Print the listing below in its entirety, character for character.

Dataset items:
···

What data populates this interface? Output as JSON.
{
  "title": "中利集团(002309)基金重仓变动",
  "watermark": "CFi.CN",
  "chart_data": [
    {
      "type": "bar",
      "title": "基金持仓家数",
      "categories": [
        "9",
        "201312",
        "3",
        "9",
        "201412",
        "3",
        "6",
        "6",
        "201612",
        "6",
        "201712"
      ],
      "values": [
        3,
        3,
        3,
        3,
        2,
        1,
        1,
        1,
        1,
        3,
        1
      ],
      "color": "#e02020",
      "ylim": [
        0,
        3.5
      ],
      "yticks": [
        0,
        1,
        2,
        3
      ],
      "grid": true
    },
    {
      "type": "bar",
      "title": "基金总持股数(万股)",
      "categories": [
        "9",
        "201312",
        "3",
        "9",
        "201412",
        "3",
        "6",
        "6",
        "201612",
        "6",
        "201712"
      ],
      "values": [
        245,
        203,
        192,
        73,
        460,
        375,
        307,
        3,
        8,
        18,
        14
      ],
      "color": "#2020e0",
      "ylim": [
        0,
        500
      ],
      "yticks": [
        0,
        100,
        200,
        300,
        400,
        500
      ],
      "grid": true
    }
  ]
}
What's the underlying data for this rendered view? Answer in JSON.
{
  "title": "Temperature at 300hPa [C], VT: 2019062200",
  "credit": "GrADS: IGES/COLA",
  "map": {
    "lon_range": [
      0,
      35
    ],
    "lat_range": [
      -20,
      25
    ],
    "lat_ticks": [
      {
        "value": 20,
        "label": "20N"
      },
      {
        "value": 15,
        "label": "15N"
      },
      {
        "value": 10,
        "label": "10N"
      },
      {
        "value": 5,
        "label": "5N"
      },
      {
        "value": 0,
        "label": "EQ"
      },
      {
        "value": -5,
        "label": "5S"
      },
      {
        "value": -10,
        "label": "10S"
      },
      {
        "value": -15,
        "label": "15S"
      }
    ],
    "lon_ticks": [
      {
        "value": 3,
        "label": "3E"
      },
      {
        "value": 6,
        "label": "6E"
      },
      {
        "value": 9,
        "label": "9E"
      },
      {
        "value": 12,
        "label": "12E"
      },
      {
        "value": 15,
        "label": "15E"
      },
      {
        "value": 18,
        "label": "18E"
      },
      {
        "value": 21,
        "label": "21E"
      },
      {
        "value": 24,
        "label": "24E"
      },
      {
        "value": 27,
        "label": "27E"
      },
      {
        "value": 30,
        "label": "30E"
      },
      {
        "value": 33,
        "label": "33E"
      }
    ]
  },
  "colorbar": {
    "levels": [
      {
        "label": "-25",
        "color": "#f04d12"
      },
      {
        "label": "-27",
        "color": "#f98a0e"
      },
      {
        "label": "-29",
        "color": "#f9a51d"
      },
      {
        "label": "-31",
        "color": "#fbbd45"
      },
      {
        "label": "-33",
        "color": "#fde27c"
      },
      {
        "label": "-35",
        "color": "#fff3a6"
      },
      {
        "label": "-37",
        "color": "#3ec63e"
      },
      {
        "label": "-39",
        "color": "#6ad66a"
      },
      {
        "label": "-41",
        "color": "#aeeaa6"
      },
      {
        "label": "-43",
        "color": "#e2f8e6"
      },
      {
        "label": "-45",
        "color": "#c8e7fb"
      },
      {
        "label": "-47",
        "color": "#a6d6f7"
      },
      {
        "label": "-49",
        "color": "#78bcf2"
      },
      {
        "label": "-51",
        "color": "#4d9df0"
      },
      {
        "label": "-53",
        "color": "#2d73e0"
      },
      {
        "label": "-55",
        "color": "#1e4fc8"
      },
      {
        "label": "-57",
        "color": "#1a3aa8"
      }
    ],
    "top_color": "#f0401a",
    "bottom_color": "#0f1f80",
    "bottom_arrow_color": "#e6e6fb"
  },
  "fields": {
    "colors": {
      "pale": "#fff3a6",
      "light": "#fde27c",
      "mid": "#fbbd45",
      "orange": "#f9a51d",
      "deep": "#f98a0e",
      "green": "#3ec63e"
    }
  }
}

···

◆ **Task output**
What data populates this interface? Output as JSON.
{
  "title": "中利集团(002309)基金重仓变动",
  "watermark": "CFi.CN",
  "chart_data": [
    {
      "type": "bar",
      "title": "基金持仓家数",
      "categories": [
        "9",
        "201312",
        "3",
        "9",
        "201412",
        "3",
        "6",
        "6",
        "201612",
        "6",
        "201712"
      ],
      "values": [
        3,
        3,
        3,
        3,
        2,
        1,
        1,
        1,
        1,
        3,
        1
      ],
      "color": "#e02020",
      "ylim": [
        0,
        3.5
      ],
      "yticks": [
        0,
        1,
        2,
        3
      ],
      "grid": true
    },
    {
      "type": "bar",
      "title": "基金总持股数(万股)",
      "categories": [
        "9",
        "201312",
        "3",
        "9",
        "201412",
        "3",
        "6",
        "6",
        "201612",
        "6",
        "201712"
      ],
      "values": [
        245,
        203,
        192,
        73,
        460,
        375,
        307,
        3,
        8,
        18,
        14
      ],
      "color": "#2020e0",
      "ylim": [
        0,
        500
      ],
      "yticks": [
        0,
        100,
        200,
        300,
        400,
        500
      ],
      "grid": true
    }
  ]
}
What's the underlying data for this rendered view? Answer in JSON.
{
  "title": "Temperature at 300hPa [C], VT: 2019062200",
  "credit": "GrADS: IGES/COLA",
  "map": {
    "lon_range": [
      0,
      35
    ],
    "lat_range": [
      -20,
      25
    ],
    "lat_ticks": [
      {
        "value": 20,
        "label": "20N"
      },
      {
        "value": 15,
        "label": "15N"
      },
      {
        "value": 10,
        "label": "10N"
      },
      {
        "value": 5,
        "label": "5N"
      },
      {
        "value": 0,
        "label": "EQ"
      },
      {
        "value": -5,
        "label": "5S"
      },
      {
        "value": -10,
        "label": "10S"
      },
      {
        "value": -15,
        "label": "15S"
      }
    ],
    "lon_ticks": [
      {
        "value": 3,
        "label": "3E"
      },
      {
        "value": 6,
        "label": "6E"
      },
      {
        "value": 9,
        "label": "9E"
      },
      {
        "value": 12,
        "label": "12E"
      },
      {
        "value": 15,
        "label": "15E"
      },
      {
        "value": 18,
        "label": "18E"
      },
      {
        "value": 21,
        "label": "21E"
      },
      {
        "value": 24,
        "label": "24E"
      },
      {
        "value": 27,
        "label": "27E"
      },
      {
        "value": 30,
        "label": "30E"
      },
      {
        "value": 33,
        "label": "33E"
      }
    ]
  },
  "colorbar": {
    "levels": [
      {
        "label": "-25",
        "color": "#f04d12"
      },
      {
        "label": "-27",
        "color": "#f98a0e"
      },
      {
        "label": "-29",
        "color": "#f9a51d"
      },
      {
        "label": "-31",
        "color": "#fbbd45"
      },
      {
        "label": "-33",
        "color": "#fde27c"
      },
      {
        "label": "-35",
        "color": "#fff3a6"
      },
      {
        "label": "-37",
        "color": "#3ec63e"
      },
      {
        "label": "-39",
        "color": "#6ad66a"
      },
      {
        "label": "-41",
        "color": "#aeeaa6"
      },
      {
        "label": "-43",
        "color": "#e2f8e6"
      },
      {
        "label": "-45",
        "color": "#c8e7fb"
      },
      {
        "label": "-47",
        "color": "#a6d6f7"
      },
      {
        "label": "-49",
        "color": "#78bcf2"
      },
      {
        "label": "-51",
        "color": "#4d9df0"
      },
      {
        "label": "-53",
        "color": "#2d73e0"
      },
      {
        "label": "-55",
        "color": "#1e4fc8"
      },
      {
        "label": "-57",
        "color": "#1a3aa8"
      }
    ],
    "top_color": "#f0401a",
    "bottom_color": "#0f1f80",
    "bottom_arrow_color": "#e6e6fb"
  },
  "fields": {
    "colors": {
      "pale": "#fff3a6",
      "light": "#fde27c",
      "mid": "#fbbd45",
      "orange": "#f9a51d",
      "deep": "#f98a0e",
      "green": "#3ec63e"
    }
  }
}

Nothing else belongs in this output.